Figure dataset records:
● ● ● ● ● ● ●
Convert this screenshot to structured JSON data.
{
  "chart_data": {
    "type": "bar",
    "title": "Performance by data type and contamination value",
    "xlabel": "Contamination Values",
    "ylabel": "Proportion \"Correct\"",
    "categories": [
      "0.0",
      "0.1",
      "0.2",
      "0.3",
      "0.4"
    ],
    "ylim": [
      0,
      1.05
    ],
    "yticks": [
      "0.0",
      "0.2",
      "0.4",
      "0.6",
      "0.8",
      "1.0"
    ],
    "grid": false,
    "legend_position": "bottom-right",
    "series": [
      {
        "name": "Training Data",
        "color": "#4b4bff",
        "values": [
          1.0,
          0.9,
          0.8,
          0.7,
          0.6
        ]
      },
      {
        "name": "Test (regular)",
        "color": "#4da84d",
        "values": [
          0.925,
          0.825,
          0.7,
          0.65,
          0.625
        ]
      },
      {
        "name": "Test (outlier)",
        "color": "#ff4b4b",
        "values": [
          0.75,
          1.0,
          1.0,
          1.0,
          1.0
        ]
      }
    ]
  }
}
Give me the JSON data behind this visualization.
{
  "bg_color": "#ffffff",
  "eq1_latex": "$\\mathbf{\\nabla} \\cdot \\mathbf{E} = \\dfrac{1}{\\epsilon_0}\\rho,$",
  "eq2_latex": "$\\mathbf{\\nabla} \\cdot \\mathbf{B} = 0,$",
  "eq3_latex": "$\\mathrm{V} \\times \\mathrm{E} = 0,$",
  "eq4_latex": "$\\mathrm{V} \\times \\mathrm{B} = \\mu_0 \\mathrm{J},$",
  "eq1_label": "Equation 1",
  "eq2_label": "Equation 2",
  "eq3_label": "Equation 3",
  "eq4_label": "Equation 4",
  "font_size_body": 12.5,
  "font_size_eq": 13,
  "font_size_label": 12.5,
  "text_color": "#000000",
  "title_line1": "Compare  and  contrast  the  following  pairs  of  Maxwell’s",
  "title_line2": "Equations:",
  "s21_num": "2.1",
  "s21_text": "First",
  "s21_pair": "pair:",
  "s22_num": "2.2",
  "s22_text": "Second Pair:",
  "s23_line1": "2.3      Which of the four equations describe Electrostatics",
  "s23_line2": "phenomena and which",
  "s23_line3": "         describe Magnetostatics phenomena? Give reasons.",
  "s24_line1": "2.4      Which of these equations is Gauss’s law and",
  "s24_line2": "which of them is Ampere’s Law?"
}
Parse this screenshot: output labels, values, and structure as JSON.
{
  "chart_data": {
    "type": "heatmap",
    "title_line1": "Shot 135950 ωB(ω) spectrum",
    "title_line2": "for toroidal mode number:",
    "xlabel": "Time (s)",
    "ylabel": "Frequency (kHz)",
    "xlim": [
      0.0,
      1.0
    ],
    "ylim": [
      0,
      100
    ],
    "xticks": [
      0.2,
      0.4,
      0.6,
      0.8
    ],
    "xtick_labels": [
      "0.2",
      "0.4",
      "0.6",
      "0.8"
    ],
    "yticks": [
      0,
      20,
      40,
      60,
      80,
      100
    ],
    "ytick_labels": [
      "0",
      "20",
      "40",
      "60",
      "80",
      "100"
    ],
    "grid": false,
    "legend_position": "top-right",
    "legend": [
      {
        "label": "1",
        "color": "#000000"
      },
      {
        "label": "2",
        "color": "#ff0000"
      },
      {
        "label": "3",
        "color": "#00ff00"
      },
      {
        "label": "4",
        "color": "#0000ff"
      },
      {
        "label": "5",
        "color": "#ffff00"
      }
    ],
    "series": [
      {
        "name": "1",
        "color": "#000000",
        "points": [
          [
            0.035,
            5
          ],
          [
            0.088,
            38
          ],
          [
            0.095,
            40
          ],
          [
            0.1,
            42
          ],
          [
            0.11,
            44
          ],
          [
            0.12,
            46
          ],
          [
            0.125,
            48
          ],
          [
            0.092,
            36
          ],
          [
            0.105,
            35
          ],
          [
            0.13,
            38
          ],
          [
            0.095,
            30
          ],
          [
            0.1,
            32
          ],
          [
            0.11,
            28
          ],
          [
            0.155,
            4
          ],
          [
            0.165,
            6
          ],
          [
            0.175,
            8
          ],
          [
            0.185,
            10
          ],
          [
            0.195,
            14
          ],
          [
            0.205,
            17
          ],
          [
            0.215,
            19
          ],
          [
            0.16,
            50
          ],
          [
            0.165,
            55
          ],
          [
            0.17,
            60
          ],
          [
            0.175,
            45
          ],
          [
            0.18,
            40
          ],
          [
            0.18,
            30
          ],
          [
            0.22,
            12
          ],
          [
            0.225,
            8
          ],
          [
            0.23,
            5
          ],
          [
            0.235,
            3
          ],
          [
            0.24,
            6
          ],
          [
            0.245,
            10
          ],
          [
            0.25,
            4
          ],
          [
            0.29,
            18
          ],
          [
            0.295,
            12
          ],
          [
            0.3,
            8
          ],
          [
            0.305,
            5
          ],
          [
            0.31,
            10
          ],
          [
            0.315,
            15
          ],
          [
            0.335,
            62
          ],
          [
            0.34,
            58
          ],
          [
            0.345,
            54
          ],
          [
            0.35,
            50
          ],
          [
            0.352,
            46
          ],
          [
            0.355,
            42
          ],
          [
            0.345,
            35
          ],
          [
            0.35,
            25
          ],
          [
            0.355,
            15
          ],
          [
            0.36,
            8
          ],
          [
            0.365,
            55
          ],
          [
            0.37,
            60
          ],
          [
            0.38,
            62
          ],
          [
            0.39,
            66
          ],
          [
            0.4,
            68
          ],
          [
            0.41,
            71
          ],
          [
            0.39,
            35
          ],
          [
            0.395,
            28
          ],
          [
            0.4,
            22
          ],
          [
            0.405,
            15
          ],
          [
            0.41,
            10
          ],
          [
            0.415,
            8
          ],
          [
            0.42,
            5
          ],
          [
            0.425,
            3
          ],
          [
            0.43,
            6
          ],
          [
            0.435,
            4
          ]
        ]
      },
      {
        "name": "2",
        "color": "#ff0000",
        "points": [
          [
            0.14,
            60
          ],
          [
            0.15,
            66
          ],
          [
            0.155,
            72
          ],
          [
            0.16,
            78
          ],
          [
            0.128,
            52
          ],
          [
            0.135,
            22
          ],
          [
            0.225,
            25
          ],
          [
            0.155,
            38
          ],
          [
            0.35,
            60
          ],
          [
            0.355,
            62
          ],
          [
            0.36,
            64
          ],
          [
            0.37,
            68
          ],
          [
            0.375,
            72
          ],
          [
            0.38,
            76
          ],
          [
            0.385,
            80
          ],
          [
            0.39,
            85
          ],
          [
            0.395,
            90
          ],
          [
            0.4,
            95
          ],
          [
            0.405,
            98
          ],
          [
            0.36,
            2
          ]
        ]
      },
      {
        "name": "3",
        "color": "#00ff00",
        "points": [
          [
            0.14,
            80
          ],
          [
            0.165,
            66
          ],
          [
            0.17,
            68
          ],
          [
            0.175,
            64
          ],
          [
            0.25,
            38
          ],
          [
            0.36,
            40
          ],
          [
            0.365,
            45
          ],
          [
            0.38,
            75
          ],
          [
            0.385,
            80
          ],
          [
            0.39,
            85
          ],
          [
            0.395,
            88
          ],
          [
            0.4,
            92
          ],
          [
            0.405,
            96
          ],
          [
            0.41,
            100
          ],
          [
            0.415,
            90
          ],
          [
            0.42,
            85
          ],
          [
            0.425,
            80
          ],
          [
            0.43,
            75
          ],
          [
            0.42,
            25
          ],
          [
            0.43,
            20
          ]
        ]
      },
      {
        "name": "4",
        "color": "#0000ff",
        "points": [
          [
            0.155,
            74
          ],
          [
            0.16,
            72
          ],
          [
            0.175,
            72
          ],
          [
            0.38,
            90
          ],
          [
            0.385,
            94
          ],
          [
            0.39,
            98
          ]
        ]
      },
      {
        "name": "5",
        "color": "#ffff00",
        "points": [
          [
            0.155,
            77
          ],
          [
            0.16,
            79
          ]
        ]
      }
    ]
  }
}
● ● ● ● ● ● ●
• **BRIEF**
Keep only those lines of the records that hold "describe", and return them.

• **REPLY TO THE EXERCISE**
  "s23_line1": "2.3      Which of the four equations describe Electrostatics",
  "s23_line3": "         describe Magnetostatics phenomena? Give reasons.",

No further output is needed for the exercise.